• _EXERCISE INPUT_:

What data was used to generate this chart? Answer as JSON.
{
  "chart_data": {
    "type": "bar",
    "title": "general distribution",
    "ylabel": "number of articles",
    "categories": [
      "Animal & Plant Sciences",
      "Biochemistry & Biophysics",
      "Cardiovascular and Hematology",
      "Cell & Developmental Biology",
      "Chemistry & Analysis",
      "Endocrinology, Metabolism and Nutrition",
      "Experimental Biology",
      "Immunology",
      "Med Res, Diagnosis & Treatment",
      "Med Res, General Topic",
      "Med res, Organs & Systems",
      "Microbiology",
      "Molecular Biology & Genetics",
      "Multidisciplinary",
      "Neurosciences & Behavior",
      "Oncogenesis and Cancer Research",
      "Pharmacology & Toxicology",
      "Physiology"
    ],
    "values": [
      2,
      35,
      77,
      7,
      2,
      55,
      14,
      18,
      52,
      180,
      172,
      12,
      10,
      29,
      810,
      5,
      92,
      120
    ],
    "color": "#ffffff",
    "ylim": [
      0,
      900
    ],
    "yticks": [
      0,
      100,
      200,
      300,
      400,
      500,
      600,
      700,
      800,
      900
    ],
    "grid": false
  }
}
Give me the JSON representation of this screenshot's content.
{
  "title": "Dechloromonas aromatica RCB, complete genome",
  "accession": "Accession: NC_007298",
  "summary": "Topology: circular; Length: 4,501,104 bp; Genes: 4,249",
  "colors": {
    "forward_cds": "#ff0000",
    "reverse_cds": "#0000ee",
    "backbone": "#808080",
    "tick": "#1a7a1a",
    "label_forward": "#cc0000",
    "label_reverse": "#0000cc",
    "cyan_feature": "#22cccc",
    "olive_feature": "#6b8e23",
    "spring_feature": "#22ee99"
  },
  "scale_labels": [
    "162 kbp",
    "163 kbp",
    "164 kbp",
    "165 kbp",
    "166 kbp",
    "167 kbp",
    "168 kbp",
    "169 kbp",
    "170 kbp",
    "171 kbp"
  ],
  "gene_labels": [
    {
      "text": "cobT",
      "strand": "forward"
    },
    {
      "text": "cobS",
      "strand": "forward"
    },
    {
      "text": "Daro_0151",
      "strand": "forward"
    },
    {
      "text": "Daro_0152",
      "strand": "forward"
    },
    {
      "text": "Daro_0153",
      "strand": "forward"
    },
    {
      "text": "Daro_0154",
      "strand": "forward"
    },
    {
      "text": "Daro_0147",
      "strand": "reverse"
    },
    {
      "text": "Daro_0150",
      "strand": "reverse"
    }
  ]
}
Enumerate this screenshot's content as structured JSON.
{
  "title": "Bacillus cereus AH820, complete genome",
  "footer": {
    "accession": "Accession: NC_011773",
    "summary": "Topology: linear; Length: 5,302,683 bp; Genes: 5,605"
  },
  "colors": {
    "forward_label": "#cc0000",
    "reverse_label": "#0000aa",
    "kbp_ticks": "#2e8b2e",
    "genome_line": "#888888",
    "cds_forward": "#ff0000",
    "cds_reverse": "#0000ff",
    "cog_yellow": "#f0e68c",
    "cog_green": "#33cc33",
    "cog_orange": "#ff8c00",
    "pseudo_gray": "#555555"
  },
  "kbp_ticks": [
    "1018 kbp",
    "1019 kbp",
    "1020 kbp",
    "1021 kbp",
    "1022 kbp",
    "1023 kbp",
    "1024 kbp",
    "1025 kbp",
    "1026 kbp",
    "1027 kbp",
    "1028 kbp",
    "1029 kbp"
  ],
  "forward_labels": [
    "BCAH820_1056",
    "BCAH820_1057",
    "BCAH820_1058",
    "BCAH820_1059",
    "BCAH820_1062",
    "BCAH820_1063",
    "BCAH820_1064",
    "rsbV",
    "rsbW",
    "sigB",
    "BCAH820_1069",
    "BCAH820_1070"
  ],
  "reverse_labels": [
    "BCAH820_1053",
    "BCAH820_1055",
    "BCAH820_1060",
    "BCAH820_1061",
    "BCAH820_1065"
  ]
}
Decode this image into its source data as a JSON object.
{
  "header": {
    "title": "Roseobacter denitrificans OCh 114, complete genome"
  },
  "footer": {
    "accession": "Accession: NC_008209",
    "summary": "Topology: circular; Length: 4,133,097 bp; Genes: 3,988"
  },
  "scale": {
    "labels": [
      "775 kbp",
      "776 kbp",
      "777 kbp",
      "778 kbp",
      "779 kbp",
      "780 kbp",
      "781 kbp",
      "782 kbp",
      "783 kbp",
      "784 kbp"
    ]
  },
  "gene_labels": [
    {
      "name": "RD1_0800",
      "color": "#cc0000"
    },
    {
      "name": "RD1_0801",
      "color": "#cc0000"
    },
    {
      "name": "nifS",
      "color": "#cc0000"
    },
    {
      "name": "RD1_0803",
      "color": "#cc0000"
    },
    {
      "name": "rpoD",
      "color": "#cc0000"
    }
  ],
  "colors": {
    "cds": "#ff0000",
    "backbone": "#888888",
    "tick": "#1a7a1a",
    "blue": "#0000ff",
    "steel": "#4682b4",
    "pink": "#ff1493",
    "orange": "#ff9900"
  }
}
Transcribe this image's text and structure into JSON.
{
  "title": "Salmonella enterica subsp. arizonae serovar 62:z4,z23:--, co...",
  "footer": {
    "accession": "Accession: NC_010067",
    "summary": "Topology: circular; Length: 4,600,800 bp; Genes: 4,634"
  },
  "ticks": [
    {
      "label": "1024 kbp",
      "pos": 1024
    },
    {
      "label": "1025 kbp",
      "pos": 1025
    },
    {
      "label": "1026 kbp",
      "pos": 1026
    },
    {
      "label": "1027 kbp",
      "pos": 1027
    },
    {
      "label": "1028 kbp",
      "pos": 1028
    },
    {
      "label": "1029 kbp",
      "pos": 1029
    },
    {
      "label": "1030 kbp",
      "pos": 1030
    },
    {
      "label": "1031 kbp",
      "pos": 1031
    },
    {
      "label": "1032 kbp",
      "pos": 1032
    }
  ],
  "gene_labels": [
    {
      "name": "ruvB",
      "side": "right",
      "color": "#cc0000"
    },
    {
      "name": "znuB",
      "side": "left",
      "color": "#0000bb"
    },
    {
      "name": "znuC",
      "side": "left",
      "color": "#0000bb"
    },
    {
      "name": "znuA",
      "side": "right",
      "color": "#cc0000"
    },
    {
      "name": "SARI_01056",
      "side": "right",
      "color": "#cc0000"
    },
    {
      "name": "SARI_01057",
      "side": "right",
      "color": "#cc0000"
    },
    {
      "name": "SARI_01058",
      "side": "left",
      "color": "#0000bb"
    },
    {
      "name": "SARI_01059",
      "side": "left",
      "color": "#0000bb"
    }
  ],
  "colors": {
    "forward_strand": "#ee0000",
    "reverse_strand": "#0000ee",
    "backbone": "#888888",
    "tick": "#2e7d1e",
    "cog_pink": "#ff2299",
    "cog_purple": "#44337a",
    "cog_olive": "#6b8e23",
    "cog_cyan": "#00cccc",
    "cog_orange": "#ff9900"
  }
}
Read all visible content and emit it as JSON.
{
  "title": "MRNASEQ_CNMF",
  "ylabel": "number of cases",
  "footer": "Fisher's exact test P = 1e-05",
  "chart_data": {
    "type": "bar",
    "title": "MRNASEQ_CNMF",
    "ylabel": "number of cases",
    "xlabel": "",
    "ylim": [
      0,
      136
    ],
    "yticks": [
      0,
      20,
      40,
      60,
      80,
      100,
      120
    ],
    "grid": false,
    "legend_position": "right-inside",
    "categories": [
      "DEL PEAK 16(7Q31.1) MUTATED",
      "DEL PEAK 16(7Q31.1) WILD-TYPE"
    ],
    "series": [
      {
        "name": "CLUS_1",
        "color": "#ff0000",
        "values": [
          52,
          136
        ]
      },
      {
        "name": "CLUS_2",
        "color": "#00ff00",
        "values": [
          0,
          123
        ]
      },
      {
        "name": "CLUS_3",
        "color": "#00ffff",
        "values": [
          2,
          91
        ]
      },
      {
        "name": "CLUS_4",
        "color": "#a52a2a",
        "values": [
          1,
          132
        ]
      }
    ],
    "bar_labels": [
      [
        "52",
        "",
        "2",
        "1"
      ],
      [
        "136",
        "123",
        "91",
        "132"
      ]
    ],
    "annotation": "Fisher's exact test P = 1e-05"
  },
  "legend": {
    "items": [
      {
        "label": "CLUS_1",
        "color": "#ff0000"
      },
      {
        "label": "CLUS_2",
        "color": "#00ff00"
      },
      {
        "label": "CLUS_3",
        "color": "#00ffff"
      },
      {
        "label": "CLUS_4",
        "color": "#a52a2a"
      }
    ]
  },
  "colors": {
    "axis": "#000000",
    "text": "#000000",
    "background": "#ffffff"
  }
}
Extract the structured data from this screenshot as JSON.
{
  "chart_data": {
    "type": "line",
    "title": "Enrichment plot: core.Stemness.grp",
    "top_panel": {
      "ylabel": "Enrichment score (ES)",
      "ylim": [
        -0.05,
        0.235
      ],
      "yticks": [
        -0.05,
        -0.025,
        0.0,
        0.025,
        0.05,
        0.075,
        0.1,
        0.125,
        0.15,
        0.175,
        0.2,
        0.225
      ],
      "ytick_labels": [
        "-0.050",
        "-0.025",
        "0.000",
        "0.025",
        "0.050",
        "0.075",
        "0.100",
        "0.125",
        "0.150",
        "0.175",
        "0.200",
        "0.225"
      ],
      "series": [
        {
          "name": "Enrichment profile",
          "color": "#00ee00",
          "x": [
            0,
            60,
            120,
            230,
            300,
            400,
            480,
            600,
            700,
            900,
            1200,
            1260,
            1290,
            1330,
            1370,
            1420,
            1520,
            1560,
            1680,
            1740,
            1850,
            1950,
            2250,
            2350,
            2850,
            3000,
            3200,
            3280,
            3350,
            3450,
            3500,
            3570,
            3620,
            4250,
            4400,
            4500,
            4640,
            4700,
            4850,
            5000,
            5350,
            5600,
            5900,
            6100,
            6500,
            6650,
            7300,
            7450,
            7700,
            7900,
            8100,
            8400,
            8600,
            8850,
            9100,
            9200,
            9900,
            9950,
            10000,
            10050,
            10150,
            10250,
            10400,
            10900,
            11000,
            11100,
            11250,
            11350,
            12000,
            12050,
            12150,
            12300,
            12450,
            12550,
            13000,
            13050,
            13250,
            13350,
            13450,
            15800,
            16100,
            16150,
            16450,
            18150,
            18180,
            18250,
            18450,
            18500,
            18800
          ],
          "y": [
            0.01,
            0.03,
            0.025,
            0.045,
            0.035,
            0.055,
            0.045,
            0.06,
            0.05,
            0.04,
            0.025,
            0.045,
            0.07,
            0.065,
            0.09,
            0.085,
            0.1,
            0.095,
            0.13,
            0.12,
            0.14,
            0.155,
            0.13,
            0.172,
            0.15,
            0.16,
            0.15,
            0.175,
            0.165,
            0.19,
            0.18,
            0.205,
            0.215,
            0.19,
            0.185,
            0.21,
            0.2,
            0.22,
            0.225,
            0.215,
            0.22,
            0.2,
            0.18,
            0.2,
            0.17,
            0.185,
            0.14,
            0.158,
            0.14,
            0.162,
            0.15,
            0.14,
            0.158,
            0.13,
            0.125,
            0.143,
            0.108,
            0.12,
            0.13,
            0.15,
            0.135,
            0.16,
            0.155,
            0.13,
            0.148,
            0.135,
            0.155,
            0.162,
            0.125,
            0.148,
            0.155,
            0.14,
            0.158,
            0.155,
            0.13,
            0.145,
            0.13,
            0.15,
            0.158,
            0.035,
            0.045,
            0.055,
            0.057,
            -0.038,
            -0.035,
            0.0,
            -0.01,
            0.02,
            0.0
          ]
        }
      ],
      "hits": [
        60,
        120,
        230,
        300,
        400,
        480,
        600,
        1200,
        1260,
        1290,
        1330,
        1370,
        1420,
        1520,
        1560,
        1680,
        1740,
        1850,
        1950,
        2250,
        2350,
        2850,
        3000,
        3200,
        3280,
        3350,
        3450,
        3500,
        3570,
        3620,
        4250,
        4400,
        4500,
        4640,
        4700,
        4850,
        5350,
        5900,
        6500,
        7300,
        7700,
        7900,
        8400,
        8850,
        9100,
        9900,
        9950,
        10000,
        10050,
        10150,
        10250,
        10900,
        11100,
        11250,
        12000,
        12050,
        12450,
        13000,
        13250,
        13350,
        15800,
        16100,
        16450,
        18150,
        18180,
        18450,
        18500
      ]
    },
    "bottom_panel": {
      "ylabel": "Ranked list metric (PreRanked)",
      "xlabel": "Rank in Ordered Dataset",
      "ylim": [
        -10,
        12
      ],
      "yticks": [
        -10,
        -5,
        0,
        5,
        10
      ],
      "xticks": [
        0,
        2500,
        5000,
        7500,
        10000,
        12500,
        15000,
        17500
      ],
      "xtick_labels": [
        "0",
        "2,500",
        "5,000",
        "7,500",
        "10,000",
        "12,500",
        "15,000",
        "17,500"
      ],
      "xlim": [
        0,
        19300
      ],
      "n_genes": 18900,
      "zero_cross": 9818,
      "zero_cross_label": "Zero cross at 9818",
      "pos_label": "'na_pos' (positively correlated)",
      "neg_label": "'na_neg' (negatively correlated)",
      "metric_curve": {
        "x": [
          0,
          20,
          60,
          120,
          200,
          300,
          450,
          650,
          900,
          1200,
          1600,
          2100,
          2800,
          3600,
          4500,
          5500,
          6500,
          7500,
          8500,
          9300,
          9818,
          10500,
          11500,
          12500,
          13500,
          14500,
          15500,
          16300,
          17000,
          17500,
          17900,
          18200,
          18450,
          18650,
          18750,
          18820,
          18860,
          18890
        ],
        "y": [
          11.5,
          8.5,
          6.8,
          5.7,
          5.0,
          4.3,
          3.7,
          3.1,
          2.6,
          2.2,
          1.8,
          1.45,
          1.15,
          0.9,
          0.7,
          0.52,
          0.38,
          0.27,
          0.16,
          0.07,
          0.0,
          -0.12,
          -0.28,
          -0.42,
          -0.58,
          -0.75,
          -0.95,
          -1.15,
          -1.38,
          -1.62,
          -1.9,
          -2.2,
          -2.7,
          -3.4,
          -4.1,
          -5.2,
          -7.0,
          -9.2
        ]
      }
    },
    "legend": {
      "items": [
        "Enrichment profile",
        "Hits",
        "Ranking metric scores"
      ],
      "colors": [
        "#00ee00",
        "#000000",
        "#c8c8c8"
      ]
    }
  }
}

• _WHAT IS BEING ASKED_: Search the entries above for the word "accession" and copy each line where it appears.

• _RESPONSE_:
  "accession": "Accession: NC_007298",
    "accession": "Accession: NC_011773",
    "accession": "Accession: NC_008209",
    "accession": "Accession: NC_010067",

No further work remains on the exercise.